Copy every line from the records below that holds the word "已知函数f".

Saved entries
•••

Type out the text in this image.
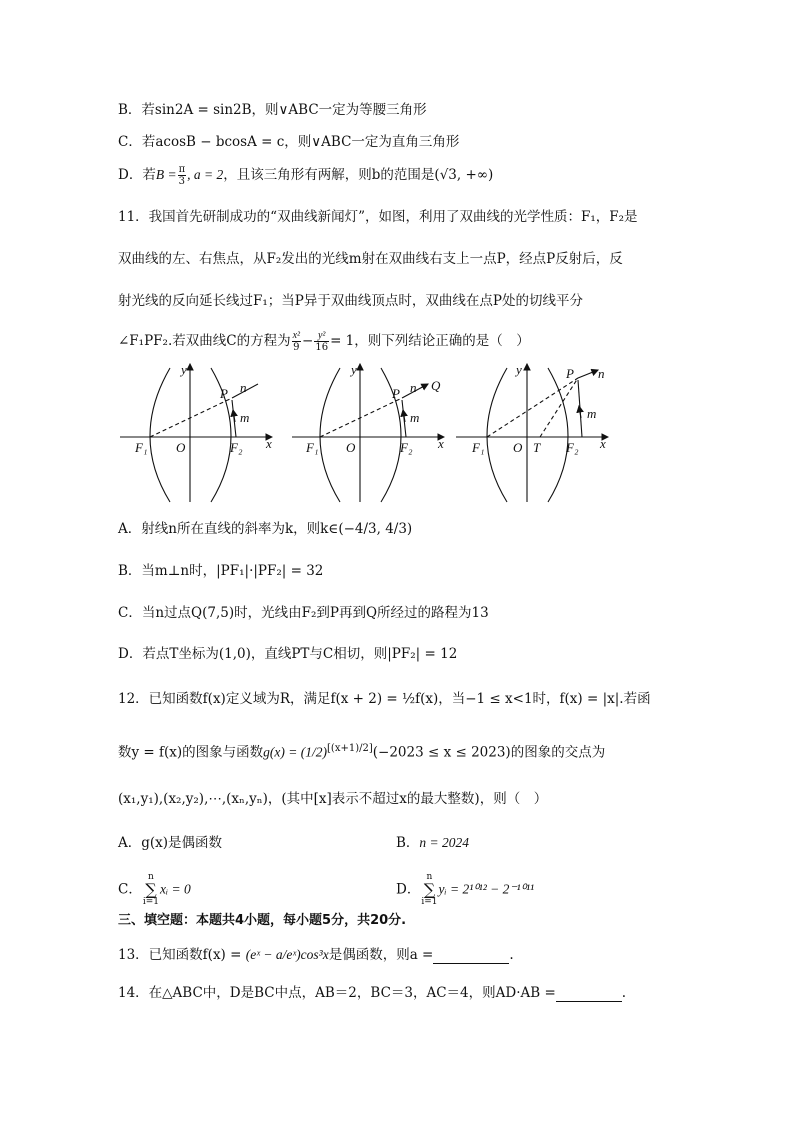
B．若sin2A = sin2B，则∨ABC一定为等腰三角形
C．若acosB − bcosA = c，则∨ABC一定为直角三角形
D．若$B = \frac{\pi}{3}$ , a = 2，且该三角形有两解，则b的范围是(√3, +∞)
11．我国首先研制成功的“双曲线新闻灯”，如图，利用了双曲线的光学性质：F₁，F₂是
双曲线的左、右焦点，从F₂发出的光线m射在双曲线右支上一点P，经点P反射后，反
射光线的反向延长线过F₁；当P异于双曲线顶点时，双曲线在点P处的切线平分
∠F₁PF₂.若双曲线C的方程为 $\frac{\text{x²}}{9} - \frac{\text{y²}}{16} = 1$，则下列结论正确的是（　）
y
x
P n
m
F₁ O	F₂
y
x
P n Q
m
F₁ O	F₂
y
x
P n
m
F₁ O T F₂
A．射线n所在直线的斜率为k，则k∈(−4/3, 4/3)
B．当m⊥n时，|PF₁|·|PF₂| = 32
C．当n过点Q(7,5)时，光线由F₂到P再到Q所经过的路程为13
D．若点T坐标为(1,0)，直线PT与C相切，则|PF₂| = 12
12．已知函数f(x)定义域为R，满足f(x + 2) = ½f(x)，当−1 ≤ x<1时，f(x) = |x|.若函
数y = f(x)的图象与函数g(x) = (1/2)[(x+1)/2](−2023 ≤ x ≤ 2023)的图象的交点为
(x₁,y₁),(x₂,y₂),⋯,(xₙ,yₙ)，(其中[x]表示不超过x的最大整数)，则（　）
A．g(x)是偶函数	B．n = 2024
C．
n
∑
i=1
xᵢ = 0	D．
n
∑
i=1
yᵢ = 2¹⁰¹² − 2⁻¹⁰¹¹
三、填空题：本题共4小题，每小题5分，共20分.
13．已知函数f(x) = (eˣ − a/eˣ)cos³x是偶函数，则a =	.
14．在△ABC中，D是BC中点，AB＝2，BC＝3，AC＝4，则AD·AB =	.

•••

Finished exercise:
12．已知函数f(x)定义域为R，满足f(x + 2) = ½f(x)，当−1 ≤ x<1时，f(x) = |x|.若函
13．已知函数f(x) = (eˣ − a/eˣ)cos³x是偶函数，则a =	.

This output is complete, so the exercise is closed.